[start Records provided]

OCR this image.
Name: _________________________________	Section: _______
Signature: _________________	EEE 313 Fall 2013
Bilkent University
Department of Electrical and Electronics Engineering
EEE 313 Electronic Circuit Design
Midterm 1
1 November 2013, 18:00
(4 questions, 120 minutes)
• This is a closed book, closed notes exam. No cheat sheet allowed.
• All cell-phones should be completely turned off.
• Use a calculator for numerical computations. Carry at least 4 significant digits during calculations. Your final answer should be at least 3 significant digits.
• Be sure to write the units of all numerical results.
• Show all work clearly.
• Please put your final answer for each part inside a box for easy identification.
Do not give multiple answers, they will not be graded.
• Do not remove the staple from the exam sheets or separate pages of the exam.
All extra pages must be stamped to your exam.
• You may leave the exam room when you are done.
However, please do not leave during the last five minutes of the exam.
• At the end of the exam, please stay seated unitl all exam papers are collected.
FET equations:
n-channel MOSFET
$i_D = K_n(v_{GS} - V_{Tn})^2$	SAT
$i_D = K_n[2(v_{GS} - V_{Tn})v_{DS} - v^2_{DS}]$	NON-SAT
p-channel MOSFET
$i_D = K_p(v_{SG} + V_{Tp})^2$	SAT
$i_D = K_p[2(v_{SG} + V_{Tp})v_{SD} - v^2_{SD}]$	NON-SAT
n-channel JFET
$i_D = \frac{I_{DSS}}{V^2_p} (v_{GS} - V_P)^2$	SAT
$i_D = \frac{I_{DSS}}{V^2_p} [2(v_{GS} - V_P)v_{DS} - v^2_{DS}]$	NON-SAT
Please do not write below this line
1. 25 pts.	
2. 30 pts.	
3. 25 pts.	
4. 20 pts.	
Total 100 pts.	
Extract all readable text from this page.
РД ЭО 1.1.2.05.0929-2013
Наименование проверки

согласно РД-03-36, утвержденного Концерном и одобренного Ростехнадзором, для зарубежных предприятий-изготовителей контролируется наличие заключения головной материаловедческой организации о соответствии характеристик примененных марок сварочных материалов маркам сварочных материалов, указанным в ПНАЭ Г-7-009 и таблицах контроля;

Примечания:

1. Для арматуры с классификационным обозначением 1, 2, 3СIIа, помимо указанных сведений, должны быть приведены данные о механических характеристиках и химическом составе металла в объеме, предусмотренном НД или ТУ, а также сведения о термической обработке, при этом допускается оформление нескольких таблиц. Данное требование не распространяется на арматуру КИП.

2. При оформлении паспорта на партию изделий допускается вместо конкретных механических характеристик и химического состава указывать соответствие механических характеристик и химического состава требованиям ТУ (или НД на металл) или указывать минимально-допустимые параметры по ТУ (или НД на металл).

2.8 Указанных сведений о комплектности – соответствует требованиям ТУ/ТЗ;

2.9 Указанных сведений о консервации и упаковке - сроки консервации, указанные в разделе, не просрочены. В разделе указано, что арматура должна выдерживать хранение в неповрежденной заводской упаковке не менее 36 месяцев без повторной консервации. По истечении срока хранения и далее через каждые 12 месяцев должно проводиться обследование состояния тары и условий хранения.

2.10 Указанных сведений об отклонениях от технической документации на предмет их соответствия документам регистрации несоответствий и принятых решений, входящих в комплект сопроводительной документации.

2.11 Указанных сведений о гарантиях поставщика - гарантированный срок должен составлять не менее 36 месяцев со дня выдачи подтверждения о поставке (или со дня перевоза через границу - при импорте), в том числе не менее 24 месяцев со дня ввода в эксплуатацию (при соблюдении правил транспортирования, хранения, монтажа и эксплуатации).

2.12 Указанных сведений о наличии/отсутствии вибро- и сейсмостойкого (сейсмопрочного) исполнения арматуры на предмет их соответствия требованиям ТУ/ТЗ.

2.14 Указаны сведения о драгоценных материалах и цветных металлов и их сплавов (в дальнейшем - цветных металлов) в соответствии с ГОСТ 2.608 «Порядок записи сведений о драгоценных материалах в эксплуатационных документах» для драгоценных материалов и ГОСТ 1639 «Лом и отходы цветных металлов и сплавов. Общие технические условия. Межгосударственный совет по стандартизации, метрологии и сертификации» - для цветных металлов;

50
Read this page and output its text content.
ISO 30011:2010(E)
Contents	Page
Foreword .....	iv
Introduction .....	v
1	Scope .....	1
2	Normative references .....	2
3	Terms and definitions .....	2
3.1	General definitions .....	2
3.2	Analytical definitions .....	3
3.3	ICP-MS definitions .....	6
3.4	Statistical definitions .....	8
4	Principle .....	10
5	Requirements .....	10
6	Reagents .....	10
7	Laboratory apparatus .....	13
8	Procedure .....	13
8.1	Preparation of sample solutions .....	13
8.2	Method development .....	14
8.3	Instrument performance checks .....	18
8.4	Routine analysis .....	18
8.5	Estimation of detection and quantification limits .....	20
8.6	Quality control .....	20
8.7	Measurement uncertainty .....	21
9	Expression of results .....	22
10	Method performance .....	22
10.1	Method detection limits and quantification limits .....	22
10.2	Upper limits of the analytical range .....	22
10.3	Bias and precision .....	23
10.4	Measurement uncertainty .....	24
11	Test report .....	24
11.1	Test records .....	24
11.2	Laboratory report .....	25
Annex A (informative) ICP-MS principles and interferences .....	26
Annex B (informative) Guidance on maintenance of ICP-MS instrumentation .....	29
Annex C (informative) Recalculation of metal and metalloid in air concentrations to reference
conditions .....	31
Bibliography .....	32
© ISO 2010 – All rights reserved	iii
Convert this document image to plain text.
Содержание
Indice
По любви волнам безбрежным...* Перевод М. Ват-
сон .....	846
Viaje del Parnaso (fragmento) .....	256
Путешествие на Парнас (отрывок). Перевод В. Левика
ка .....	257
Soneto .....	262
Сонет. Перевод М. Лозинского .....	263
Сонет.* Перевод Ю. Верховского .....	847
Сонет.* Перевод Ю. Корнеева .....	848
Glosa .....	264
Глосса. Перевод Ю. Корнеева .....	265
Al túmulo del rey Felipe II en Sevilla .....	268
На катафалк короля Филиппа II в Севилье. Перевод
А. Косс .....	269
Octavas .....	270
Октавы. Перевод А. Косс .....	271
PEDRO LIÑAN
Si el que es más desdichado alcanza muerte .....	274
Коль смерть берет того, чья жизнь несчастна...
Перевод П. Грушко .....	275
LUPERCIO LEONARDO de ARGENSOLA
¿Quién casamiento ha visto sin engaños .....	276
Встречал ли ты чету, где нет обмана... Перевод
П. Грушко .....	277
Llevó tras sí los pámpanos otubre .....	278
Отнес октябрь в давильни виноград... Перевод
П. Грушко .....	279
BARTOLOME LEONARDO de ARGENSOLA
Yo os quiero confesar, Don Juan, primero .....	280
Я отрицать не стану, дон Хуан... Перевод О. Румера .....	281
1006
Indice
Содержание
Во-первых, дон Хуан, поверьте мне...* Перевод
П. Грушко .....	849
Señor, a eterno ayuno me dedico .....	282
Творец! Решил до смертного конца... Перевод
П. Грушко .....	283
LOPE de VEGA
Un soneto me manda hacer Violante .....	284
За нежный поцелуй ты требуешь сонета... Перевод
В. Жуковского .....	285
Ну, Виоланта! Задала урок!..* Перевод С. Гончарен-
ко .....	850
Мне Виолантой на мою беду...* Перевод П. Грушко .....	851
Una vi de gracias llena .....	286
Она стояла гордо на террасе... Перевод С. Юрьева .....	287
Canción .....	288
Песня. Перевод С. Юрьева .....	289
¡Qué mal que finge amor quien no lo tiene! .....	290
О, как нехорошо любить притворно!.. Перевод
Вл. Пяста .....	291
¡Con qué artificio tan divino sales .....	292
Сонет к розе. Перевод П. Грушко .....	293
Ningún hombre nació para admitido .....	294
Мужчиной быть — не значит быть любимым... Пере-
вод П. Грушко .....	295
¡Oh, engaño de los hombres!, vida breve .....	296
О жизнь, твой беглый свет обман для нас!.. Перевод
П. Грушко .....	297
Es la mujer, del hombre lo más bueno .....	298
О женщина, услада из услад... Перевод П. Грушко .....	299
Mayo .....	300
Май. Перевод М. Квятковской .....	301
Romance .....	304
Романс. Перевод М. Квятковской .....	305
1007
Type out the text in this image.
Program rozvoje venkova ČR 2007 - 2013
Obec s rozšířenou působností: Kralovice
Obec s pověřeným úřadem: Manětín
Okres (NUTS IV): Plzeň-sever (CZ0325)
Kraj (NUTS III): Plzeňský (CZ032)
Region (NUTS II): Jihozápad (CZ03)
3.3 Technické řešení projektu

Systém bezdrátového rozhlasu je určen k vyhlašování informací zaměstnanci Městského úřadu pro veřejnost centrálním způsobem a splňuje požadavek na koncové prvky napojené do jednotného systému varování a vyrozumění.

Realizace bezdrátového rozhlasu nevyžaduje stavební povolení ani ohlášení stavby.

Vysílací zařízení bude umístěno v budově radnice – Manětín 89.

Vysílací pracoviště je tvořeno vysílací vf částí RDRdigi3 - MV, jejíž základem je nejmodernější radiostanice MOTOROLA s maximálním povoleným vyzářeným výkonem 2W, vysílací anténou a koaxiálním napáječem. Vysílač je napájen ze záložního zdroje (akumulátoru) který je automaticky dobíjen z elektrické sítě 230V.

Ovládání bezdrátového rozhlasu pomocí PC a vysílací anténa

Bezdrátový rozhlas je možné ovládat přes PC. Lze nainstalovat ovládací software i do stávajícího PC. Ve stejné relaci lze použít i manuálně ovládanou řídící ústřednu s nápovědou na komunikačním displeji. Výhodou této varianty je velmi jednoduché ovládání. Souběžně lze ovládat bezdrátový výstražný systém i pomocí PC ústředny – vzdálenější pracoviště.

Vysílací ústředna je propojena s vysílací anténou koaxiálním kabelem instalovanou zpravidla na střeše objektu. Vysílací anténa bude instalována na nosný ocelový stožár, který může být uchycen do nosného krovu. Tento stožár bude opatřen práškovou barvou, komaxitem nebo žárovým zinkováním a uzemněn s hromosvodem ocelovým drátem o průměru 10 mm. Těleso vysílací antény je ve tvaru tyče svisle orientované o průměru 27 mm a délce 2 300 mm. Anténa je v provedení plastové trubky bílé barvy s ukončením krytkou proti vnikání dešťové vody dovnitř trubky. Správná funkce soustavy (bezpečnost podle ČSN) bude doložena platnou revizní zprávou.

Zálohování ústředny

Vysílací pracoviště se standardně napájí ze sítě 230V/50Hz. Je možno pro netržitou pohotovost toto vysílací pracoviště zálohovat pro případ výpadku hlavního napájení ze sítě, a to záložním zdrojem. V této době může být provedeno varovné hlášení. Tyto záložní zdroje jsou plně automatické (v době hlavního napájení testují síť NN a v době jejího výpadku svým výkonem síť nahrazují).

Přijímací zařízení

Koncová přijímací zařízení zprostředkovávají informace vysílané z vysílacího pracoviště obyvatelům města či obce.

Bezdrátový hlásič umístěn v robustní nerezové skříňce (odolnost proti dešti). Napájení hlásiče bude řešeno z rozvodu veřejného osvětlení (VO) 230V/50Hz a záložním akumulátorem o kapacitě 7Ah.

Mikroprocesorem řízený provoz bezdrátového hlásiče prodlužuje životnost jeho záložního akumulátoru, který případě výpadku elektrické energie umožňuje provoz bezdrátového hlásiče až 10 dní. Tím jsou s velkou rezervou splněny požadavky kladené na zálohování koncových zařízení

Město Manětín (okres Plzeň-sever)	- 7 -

[end Records provided]

**Problem:** Pick out each line in the material containing "může".

**Full solution:**
Vysílací ústředna je propojena s vysílací anténou koaxiálním kabelem instalovanou zpravidla na střeše objektu. Vysílací anténa bude instalována na nosný ocelový stožár, který může být uchycen do nosného krovu. Tento stožár bude opatřen práškovou barvou, komaxitem nebo žárovým zinkováním a uzemněn s hromosvodem ocelovým drátem o průměru 10 mm. Těleso vysílací antény je ve tvaru tyče svisle orientované o průměru 27 mm a délce 2 300 mm. Anténa je v provedení plastové trubky bílé barvy s ukončením krytkou proti vnikání dešťové vody dovnitř trubky. Správná funkce soustavy (bezpečnost podle ČSN) bude doložena platnou revizní zprávou.
Vysílací pracoviště se standardně napájí ze sítě 230V/50Hz. Je možno pro netržitou pohotovost toto vysílací pracoviště zálohovat pro případ výpadku hlavního napájení ze sítě, a to záložním zdrojem. V této době může být provedeno varovné hlášení. Tyto záložní zdroje jsou plně automatické (v době hlavního napájení testují síť NN a v době jejího výpadku svým výkonem síť nahrazují).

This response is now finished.